• Written task:
Only a number is wanted: how many lines in these records contain the word "ylabel"?

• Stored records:
========================================

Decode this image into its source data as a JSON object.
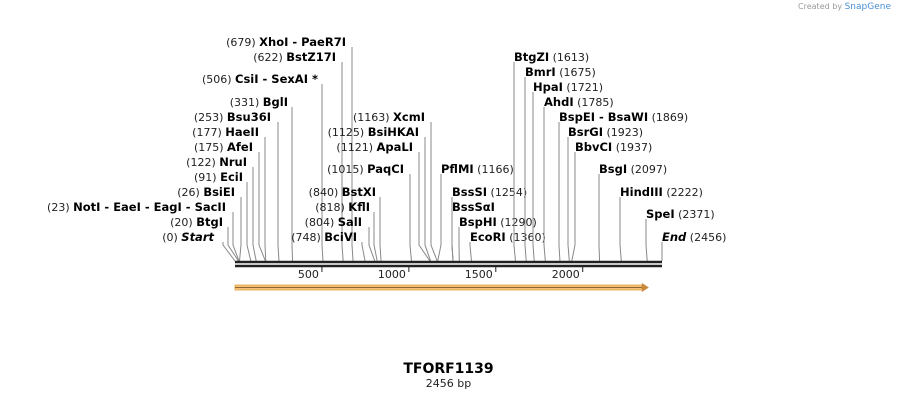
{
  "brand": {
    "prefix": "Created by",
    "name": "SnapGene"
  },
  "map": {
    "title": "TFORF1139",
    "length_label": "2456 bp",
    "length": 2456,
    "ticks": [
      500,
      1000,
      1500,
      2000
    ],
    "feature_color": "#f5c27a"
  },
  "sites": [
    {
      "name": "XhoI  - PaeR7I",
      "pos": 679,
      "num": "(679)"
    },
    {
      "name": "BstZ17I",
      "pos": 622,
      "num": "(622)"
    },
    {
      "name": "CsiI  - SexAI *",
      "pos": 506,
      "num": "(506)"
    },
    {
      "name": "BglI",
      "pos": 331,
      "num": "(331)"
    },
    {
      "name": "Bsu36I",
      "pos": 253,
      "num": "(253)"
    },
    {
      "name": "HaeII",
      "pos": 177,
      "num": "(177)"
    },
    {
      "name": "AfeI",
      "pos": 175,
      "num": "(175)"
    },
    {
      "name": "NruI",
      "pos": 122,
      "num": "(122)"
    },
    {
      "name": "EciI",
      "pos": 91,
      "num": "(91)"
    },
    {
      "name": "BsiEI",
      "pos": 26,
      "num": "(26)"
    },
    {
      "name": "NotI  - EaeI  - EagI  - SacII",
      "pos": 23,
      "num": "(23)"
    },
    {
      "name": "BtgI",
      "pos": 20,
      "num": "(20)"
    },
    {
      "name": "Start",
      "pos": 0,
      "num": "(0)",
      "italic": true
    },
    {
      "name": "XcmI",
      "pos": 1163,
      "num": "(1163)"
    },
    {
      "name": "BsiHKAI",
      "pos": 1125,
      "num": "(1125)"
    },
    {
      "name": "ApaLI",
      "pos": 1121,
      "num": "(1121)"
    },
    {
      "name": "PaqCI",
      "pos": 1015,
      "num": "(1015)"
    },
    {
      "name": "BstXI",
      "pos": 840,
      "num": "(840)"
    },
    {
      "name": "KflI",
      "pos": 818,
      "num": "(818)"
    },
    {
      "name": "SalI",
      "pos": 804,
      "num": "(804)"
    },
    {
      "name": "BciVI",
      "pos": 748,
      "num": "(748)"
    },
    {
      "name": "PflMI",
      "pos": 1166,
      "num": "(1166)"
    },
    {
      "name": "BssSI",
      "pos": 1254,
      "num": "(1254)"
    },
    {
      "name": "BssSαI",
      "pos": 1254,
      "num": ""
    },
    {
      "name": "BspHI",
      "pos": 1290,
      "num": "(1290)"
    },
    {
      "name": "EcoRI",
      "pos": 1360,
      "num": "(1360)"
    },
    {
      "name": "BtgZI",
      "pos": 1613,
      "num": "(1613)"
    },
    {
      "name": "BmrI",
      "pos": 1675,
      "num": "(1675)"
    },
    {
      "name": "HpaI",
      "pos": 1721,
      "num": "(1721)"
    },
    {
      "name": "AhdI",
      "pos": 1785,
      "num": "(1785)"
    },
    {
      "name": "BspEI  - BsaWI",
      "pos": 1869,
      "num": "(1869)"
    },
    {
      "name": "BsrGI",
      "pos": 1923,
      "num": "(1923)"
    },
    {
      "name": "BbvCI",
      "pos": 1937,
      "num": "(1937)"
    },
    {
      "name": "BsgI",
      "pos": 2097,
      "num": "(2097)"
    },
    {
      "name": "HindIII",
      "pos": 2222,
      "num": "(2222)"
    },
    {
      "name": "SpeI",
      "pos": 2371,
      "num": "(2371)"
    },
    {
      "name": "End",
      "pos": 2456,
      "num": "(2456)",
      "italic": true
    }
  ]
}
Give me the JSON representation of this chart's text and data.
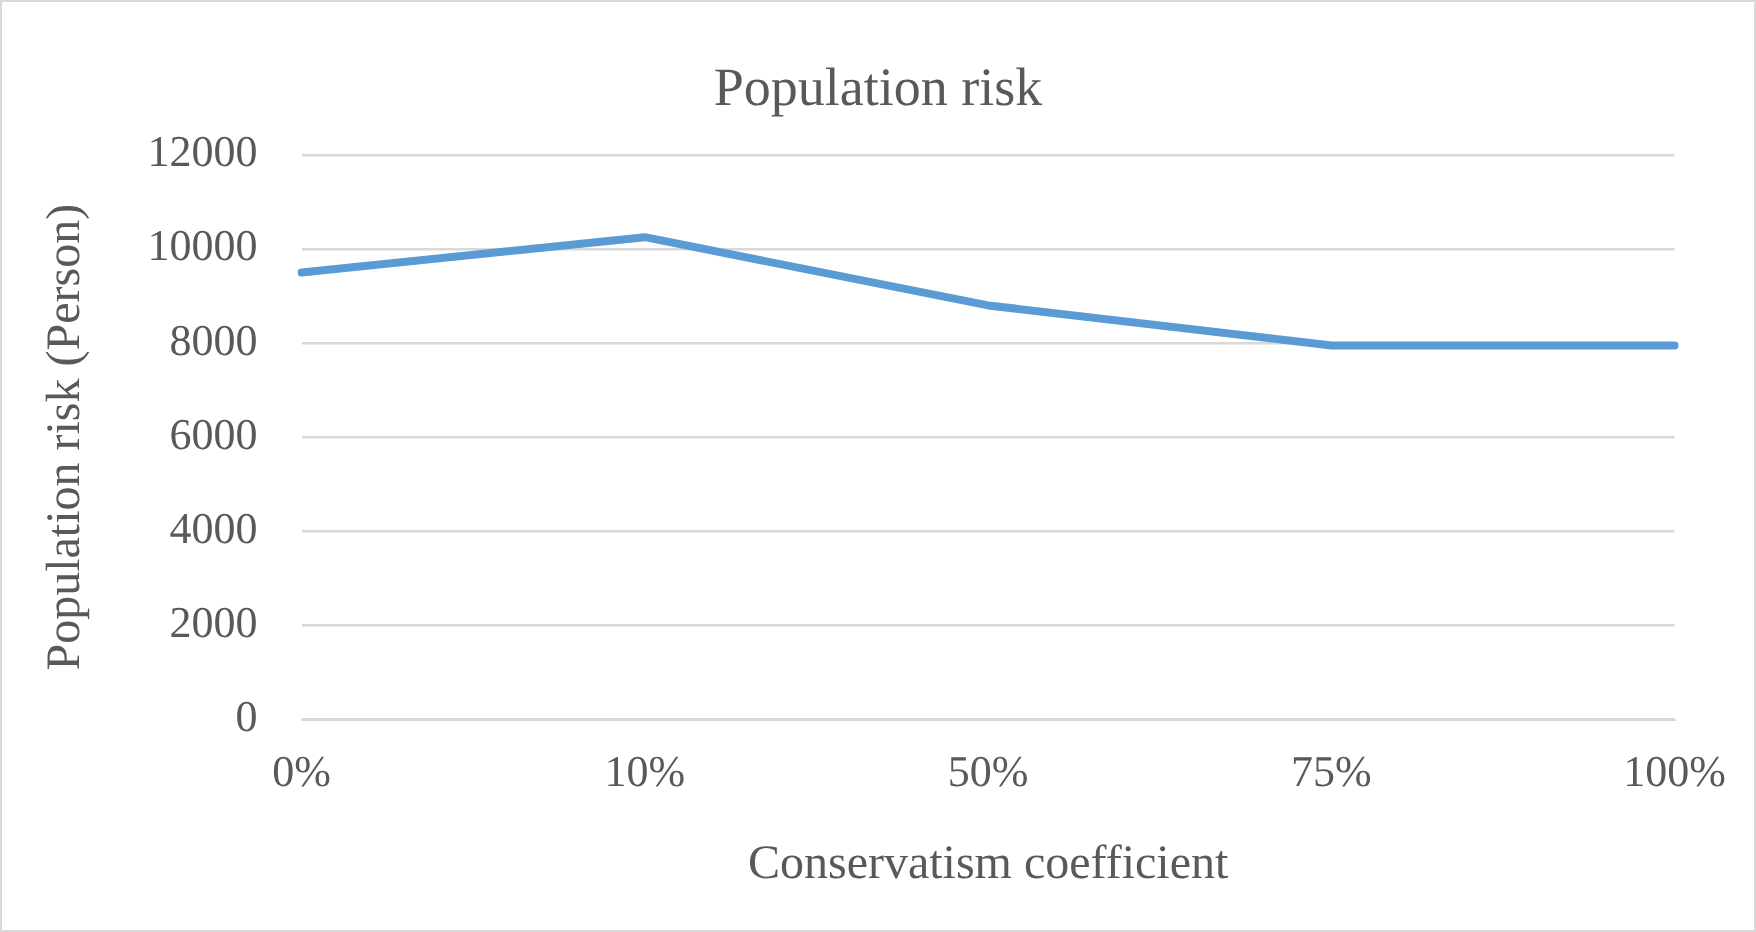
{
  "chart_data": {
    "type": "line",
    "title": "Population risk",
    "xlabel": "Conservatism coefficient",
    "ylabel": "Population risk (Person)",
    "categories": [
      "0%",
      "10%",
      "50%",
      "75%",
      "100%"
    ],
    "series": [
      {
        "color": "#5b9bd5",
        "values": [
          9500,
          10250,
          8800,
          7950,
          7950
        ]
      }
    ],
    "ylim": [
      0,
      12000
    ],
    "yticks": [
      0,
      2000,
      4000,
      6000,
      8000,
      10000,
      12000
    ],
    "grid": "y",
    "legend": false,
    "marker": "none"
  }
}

========================================

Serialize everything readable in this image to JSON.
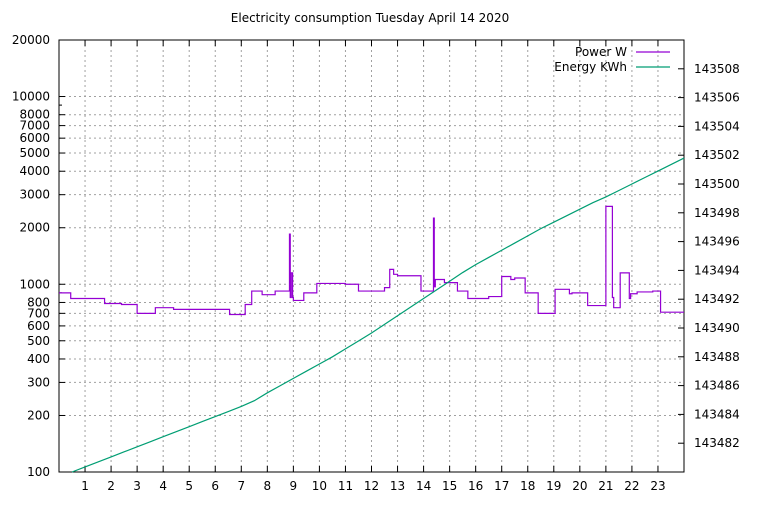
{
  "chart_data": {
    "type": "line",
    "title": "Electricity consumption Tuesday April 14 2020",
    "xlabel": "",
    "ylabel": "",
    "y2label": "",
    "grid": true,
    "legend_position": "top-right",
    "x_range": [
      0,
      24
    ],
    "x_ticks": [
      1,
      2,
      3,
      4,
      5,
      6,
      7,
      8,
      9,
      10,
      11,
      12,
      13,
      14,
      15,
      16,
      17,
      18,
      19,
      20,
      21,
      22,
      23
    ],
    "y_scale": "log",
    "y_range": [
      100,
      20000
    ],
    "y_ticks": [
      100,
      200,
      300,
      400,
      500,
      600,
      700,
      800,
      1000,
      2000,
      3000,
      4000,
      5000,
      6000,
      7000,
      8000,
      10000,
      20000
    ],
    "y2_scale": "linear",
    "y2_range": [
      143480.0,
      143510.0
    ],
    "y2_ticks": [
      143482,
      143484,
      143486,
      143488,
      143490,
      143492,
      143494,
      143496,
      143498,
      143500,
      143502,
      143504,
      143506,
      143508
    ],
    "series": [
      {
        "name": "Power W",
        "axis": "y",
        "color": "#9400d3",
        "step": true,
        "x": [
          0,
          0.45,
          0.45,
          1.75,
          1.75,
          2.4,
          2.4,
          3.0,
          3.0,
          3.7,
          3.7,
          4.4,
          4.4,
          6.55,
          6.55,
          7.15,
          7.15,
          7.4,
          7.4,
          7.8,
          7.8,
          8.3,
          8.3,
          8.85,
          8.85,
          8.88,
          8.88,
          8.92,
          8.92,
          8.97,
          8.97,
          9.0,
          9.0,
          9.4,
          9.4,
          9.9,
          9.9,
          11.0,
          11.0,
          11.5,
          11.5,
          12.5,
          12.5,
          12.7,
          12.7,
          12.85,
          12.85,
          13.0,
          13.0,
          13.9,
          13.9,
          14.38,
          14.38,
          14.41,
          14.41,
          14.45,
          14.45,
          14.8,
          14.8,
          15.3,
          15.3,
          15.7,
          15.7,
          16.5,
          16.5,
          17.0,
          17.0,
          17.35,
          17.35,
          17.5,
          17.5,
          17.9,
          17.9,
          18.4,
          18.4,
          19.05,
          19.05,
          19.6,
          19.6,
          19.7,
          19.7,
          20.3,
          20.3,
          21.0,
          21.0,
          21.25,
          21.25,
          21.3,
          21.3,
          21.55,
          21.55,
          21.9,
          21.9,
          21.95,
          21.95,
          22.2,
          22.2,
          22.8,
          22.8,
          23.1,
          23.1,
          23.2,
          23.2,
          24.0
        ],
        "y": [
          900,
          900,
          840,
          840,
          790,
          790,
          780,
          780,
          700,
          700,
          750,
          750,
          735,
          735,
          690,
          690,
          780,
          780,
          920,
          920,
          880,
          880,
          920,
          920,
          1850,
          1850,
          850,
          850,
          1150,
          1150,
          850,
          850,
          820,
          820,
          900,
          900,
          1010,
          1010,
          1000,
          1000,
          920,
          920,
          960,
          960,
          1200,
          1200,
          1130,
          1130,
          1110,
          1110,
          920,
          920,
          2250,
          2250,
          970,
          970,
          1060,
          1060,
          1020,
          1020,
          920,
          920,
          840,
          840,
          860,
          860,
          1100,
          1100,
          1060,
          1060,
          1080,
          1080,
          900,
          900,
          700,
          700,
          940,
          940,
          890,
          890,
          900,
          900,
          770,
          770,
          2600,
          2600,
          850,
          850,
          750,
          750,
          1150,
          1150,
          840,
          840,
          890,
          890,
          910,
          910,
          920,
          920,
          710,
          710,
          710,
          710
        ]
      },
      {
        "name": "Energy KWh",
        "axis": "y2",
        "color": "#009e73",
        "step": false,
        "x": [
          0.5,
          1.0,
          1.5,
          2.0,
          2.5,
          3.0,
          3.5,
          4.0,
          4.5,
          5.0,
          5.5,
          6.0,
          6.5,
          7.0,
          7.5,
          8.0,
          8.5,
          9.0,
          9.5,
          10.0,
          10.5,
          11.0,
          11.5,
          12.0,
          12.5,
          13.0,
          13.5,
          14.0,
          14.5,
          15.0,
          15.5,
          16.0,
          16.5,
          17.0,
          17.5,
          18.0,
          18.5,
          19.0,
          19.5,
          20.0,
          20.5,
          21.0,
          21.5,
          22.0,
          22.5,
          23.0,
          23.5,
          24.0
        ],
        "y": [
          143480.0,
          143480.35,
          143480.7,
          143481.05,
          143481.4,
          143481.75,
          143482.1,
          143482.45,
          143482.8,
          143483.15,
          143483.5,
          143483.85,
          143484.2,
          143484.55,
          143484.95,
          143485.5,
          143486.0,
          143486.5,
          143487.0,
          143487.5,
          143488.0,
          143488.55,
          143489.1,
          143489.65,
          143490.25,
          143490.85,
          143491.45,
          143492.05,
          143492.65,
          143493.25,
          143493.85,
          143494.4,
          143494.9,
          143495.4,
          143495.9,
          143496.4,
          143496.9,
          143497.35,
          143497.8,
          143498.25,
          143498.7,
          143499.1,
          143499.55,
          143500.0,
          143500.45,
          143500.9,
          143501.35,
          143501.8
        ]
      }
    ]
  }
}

========================================

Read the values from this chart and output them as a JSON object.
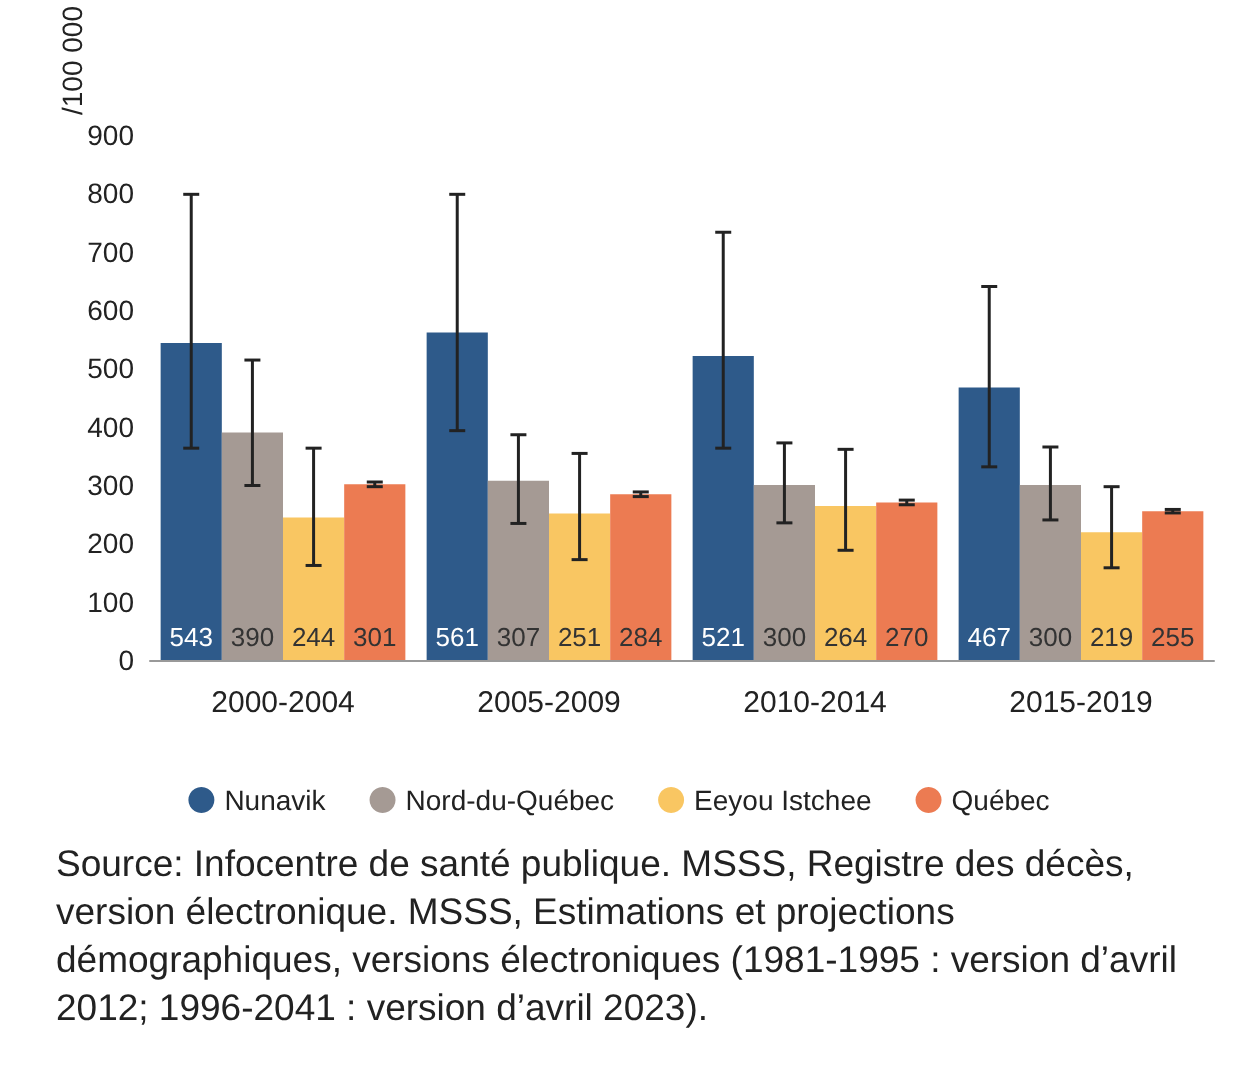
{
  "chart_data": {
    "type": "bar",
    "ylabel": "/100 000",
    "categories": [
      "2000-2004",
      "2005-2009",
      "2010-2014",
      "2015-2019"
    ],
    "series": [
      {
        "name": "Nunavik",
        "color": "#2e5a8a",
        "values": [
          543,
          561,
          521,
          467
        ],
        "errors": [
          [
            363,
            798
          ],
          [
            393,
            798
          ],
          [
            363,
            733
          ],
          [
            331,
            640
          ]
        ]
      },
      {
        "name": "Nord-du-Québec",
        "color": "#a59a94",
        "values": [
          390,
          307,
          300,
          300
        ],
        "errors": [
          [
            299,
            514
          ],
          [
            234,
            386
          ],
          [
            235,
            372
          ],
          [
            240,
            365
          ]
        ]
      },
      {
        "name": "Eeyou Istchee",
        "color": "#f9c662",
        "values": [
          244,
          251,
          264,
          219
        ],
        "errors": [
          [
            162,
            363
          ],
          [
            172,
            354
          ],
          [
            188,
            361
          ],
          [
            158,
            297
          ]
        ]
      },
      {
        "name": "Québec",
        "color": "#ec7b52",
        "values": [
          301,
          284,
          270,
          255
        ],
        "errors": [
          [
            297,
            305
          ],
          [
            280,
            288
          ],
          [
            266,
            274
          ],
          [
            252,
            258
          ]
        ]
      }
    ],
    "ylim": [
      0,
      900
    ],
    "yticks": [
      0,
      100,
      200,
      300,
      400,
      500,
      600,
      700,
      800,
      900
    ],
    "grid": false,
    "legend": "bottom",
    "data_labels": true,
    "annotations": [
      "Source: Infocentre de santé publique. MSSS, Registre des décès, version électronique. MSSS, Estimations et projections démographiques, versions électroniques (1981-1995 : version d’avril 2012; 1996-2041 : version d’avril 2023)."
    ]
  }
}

========================================

• The result:
3